START
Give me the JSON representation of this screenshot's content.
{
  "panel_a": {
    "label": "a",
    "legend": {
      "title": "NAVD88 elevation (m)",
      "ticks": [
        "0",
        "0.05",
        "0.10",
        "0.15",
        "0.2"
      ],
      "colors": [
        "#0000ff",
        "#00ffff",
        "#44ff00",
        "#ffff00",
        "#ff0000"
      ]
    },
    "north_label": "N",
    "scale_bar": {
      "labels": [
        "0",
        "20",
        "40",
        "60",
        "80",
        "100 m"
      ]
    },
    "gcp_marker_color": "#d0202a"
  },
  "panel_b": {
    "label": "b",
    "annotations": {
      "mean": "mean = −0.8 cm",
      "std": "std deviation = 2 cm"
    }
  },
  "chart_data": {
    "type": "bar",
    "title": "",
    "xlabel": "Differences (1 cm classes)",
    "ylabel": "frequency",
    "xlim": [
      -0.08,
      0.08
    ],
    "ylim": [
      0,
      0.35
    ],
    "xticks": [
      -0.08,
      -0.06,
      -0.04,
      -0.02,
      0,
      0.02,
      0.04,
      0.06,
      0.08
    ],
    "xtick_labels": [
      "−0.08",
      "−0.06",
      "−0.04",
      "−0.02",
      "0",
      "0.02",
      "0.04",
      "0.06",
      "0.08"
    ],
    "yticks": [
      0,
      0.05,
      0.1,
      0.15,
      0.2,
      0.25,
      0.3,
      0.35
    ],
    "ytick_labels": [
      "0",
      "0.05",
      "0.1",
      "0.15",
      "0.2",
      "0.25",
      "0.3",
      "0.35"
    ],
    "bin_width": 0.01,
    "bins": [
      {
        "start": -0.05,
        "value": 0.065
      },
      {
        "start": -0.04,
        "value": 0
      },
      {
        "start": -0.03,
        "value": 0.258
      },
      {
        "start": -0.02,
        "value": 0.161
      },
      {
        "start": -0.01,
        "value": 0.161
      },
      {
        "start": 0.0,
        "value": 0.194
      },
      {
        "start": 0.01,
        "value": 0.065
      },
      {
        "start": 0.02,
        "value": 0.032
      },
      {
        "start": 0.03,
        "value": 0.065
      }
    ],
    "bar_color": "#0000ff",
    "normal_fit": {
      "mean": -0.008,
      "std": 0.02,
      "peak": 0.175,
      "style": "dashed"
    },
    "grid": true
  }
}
END
START
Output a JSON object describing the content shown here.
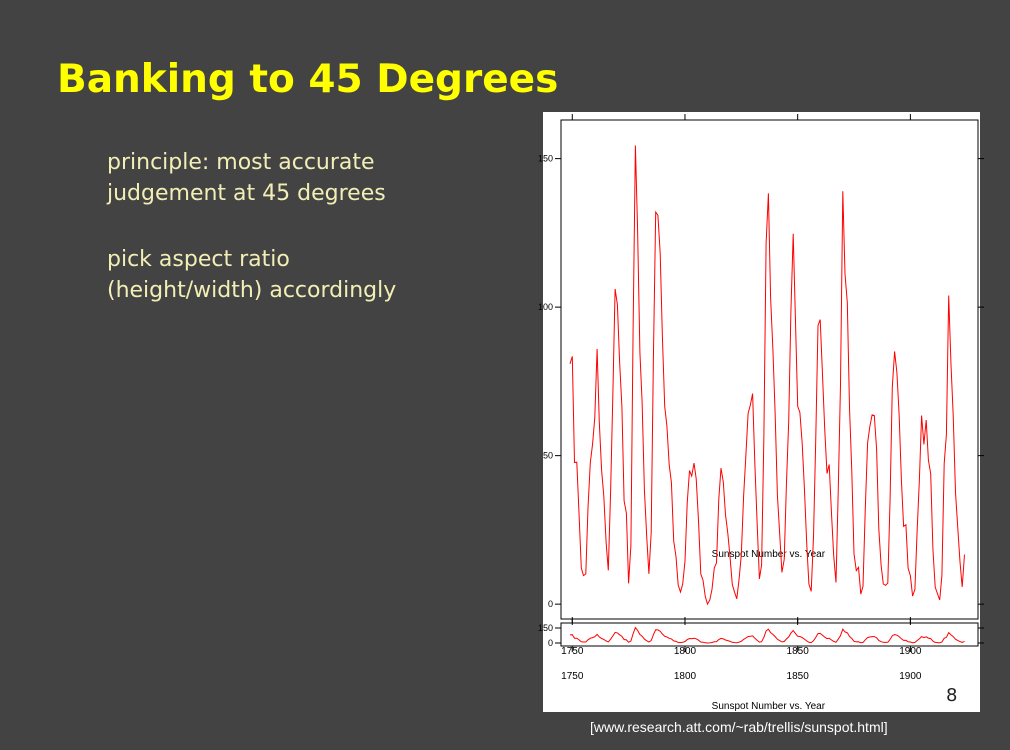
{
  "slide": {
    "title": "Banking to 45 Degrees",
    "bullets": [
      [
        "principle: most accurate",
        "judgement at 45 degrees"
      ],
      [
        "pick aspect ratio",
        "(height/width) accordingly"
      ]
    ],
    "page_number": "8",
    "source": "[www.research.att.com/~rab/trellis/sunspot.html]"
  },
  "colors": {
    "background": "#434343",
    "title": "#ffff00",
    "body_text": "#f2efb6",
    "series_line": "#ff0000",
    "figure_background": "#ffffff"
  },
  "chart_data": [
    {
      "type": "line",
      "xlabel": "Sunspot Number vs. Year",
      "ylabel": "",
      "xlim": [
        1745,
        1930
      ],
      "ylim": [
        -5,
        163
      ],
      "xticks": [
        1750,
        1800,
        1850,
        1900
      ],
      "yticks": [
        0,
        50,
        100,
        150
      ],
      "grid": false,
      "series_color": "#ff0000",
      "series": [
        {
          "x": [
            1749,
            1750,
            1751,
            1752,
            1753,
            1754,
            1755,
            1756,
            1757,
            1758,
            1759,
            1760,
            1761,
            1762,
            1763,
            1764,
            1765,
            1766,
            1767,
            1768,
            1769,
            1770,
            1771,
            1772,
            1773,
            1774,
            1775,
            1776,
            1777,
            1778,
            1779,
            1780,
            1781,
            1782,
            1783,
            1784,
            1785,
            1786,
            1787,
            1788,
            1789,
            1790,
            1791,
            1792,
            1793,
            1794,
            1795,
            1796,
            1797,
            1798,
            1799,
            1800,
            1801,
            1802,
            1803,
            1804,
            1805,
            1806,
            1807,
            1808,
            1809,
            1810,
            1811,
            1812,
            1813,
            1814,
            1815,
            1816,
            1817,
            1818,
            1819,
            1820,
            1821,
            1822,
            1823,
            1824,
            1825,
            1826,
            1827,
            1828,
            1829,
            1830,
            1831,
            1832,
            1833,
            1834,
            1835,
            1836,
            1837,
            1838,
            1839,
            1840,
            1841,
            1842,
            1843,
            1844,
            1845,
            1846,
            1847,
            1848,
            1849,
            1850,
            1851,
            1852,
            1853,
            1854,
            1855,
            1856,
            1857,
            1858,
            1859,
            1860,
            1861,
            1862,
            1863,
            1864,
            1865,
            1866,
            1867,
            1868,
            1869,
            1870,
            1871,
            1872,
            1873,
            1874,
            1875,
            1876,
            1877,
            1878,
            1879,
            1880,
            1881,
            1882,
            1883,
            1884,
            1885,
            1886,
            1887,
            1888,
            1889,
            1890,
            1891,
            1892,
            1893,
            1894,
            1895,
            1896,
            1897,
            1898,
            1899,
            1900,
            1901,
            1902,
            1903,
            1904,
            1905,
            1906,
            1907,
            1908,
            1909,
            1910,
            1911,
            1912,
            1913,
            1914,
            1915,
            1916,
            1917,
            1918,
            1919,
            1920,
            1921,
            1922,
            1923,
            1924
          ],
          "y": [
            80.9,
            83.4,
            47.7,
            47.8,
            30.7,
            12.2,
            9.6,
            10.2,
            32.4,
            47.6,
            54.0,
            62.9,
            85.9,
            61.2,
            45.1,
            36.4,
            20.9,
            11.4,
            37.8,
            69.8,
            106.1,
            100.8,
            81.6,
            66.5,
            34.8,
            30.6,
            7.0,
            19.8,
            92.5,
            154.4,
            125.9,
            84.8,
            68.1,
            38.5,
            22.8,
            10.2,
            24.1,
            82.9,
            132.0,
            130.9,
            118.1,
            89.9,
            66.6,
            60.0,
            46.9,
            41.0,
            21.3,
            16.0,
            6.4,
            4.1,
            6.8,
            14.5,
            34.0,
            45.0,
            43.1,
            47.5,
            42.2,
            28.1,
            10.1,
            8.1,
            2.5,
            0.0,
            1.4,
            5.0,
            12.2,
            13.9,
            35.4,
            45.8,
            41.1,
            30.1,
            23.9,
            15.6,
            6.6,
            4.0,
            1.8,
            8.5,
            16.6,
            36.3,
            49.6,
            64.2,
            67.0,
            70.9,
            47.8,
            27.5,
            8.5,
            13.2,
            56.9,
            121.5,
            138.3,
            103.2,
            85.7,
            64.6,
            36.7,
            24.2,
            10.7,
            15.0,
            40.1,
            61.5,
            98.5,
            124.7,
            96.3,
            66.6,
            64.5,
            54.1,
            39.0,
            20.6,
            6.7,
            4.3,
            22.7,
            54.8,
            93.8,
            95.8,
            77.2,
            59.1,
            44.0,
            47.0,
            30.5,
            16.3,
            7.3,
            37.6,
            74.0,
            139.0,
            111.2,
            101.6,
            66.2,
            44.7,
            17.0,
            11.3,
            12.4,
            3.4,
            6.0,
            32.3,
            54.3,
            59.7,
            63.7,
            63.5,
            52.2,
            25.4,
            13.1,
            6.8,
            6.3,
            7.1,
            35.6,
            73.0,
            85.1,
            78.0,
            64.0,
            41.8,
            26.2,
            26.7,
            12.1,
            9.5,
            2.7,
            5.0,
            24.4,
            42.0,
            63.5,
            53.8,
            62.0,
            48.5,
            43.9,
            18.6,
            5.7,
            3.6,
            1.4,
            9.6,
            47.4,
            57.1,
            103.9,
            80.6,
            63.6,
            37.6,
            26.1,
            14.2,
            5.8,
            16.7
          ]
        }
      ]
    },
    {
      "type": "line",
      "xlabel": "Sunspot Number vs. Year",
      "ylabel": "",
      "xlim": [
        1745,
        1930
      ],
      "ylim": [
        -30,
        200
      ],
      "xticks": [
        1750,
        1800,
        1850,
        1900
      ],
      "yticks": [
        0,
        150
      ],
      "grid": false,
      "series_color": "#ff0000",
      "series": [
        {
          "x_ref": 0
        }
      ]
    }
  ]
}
END
◆ **TASK DIRECTIONS**: In the records above, locate every line with the string "content" and copy it.

◆ **SOLUTION FOR THIS PROBLEM**:
Give me the JSON representation of this screenshot's content.
Output a JSON object describing the content shown here.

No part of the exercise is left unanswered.